**TASK REQUIREMENTS:**
Search the records for the word "structure" and report each line that has it.

**Dataset records:**

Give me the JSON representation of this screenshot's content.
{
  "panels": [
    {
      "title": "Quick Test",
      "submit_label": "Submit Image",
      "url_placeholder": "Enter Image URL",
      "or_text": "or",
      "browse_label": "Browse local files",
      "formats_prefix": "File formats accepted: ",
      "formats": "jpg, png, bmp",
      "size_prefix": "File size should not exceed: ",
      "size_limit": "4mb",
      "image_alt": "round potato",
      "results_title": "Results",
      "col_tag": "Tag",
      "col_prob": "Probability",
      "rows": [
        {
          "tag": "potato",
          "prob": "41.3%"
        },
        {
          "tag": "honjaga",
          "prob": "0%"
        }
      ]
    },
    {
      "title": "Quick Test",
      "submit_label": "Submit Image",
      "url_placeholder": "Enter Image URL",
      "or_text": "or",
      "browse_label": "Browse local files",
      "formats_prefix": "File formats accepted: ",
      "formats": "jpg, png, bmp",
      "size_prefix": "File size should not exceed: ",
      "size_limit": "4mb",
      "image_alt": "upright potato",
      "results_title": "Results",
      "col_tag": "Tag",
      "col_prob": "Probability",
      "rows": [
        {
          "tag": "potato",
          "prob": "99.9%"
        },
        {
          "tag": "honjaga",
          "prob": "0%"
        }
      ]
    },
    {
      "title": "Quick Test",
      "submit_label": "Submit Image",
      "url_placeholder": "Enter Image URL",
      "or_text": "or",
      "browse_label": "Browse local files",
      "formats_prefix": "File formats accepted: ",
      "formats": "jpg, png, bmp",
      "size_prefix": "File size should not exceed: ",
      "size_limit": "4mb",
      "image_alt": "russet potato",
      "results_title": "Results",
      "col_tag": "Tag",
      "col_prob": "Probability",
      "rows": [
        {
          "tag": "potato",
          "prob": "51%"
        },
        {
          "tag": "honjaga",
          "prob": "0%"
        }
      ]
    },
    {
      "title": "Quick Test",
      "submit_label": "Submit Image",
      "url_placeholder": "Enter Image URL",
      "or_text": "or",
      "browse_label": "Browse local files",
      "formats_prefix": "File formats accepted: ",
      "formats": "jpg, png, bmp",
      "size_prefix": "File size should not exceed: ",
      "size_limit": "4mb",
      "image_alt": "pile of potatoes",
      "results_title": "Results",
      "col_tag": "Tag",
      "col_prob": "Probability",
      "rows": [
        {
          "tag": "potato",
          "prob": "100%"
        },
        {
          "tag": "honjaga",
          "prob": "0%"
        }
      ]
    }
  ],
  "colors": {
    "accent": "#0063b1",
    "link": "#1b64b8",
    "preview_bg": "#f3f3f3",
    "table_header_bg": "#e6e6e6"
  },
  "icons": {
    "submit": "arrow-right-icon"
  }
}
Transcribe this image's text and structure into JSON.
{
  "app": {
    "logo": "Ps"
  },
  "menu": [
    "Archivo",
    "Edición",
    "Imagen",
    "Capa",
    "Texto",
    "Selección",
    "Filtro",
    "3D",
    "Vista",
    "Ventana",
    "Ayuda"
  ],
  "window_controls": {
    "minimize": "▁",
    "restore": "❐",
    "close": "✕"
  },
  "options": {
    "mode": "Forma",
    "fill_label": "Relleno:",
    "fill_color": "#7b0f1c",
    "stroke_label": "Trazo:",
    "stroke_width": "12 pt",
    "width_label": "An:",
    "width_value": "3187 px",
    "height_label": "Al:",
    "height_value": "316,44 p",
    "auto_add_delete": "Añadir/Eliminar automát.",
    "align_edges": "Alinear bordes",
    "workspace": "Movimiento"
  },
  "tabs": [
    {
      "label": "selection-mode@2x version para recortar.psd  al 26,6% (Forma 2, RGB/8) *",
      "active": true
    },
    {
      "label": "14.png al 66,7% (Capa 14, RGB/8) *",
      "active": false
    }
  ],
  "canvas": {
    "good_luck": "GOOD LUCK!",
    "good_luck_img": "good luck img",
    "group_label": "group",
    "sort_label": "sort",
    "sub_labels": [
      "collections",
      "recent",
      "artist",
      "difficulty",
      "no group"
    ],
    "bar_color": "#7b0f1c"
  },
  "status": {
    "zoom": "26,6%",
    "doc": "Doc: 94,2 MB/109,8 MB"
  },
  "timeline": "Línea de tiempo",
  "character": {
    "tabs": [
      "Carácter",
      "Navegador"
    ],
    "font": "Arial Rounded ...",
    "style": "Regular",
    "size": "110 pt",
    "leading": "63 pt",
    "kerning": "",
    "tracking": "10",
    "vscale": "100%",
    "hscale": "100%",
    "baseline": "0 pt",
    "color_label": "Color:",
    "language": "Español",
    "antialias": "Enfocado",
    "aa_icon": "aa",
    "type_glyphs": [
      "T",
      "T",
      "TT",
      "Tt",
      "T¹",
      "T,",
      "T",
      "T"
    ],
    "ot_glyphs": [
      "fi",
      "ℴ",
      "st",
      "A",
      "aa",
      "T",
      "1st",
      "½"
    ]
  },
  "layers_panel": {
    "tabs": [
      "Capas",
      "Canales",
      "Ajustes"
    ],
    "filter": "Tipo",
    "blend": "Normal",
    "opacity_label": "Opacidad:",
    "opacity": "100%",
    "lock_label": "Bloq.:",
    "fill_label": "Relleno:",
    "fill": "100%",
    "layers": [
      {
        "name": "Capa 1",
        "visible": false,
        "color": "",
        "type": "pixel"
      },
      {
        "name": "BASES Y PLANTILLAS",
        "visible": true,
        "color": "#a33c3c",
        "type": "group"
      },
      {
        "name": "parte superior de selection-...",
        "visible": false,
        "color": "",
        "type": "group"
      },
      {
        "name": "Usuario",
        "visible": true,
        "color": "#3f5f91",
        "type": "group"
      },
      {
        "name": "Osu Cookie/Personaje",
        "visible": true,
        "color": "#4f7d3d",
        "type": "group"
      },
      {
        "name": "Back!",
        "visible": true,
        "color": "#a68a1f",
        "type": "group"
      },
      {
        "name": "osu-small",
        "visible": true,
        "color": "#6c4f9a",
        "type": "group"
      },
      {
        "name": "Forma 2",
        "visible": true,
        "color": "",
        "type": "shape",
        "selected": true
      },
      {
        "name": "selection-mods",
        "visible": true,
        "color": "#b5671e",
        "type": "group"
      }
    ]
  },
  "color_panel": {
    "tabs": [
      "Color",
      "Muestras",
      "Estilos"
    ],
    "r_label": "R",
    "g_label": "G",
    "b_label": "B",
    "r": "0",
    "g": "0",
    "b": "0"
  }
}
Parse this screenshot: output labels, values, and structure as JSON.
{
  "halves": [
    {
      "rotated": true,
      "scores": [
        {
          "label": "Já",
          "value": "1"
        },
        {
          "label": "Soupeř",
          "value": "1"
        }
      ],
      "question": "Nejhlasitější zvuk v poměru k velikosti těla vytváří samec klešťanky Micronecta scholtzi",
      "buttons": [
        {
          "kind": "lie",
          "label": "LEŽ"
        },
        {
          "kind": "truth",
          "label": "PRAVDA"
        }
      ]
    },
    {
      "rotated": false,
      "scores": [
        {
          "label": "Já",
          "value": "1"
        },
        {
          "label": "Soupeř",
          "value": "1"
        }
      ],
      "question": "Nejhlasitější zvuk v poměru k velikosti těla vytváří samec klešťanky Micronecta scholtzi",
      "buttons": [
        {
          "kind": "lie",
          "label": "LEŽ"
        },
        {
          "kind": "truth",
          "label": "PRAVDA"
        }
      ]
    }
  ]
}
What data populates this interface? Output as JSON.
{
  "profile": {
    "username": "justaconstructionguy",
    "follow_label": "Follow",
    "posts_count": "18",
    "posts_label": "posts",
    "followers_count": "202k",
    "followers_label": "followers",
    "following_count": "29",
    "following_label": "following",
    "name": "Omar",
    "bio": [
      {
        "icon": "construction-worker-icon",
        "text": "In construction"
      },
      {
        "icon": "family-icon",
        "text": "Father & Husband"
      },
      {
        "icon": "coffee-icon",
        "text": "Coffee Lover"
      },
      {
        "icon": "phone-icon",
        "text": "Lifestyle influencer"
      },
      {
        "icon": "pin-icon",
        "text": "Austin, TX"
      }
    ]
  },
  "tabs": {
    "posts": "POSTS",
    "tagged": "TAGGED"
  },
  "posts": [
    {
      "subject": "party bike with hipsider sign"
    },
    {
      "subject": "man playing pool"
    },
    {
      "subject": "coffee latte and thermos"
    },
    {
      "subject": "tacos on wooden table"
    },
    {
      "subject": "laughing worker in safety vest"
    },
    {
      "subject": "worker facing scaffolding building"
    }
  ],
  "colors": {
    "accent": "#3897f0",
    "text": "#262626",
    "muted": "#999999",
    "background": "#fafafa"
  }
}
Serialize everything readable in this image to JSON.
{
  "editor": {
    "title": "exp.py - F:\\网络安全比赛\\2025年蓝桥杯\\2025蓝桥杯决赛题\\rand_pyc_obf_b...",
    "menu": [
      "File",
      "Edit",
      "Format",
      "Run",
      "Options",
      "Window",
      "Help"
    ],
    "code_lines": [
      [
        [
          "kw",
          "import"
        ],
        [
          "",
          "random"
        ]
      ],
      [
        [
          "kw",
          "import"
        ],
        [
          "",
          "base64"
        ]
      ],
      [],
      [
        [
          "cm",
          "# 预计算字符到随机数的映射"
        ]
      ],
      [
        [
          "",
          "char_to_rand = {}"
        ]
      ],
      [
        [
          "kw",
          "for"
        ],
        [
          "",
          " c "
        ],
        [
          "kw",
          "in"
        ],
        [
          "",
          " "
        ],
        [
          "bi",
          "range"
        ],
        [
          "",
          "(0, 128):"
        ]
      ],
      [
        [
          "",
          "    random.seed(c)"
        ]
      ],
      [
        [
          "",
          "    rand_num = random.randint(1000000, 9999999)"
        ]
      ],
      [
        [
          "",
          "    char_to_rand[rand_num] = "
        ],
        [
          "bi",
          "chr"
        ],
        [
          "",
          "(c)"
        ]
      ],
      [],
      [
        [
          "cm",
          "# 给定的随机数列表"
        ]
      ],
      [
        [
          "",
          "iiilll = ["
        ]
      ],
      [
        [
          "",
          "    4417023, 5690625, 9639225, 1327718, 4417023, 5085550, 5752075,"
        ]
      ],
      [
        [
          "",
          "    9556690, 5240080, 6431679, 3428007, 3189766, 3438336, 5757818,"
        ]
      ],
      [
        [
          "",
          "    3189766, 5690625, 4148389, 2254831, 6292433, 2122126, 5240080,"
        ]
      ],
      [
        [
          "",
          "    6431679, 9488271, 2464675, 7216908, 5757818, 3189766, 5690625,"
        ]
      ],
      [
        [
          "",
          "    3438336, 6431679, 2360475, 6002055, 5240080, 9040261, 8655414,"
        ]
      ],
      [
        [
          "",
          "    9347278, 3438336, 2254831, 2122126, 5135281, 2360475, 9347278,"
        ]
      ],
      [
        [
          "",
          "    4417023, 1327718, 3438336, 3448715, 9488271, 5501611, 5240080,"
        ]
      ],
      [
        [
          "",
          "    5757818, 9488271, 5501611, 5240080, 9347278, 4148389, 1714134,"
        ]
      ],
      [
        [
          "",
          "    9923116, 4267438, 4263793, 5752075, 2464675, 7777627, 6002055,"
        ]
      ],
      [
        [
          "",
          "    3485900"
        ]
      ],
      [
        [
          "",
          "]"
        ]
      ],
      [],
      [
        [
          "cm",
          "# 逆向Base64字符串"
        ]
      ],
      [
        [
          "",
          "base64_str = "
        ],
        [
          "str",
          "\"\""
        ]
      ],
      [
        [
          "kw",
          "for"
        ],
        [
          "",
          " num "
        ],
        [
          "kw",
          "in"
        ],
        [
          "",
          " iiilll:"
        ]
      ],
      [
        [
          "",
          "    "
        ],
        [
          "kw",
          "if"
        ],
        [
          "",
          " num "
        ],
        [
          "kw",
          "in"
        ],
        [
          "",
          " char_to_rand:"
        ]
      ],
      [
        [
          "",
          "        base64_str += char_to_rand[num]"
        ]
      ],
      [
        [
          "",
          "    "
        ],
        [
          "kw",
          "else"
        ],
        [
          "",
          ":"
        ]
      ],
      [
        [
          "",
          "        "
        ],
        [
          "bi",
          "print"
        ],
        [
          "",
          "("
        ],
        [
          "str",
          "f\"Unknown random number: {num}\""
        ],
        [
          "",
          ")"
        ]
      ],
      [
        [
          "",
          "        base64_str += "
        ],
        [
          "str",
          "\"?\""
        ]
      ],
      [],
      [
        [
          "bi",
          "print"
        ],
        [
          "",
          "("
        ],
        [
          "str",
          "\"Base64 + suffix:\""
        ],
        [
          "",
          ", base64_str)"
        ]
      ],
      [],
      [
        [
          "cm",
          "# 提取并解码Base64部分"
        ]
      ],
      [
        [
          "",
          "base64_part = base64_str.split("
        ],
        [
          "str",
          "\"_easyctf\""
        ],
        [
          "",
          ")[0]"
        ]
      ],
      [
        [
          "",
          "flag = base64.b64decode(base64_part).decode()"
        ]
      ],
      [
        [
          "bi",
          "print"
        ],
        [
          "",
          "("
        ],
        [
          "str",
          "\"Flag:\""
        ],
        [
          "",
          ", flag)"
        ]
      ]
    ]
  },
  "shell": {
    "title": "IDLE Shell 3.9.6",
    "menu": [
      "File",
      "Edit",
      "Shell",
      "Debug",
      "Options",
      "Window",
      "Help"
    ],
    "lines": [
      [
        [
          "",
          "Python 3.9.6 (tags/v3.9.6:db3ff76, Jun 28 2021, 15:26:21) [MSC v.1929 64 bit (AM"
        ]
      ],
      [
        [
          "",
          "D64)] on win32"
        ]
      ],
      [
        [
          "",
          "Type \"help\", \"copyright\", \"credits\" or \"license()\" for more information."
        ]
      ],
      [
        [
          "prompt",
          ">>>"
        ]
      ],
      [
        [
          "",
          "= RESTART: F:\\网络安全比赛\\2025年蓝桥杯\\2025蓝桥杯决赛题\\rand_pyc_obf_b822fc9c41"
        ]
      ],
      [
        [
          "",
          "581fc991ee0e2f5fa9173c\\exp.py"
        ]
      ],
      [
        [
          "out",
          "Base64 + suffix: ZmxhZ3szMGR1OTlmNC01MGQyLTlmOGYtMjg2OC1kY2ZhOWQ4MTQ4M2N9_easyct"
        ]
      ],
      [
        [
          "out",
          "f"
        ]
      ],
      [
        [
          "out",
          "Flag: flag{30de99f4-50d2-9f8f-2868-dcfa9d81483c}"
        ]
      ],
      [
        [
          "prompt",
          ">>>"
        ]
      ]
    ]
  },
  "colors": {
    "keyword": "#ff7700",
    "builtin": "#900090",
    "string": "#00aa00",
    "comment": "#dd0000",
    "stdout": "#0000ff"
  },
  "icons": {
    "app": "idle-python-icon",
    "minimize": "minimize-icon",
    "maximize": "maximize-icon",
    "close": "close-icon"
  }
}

**COMPLETED TASK:**
Transcribe this image's text and structure into JSON.
Parse this screenshot: output labels, values, and structure as JSON.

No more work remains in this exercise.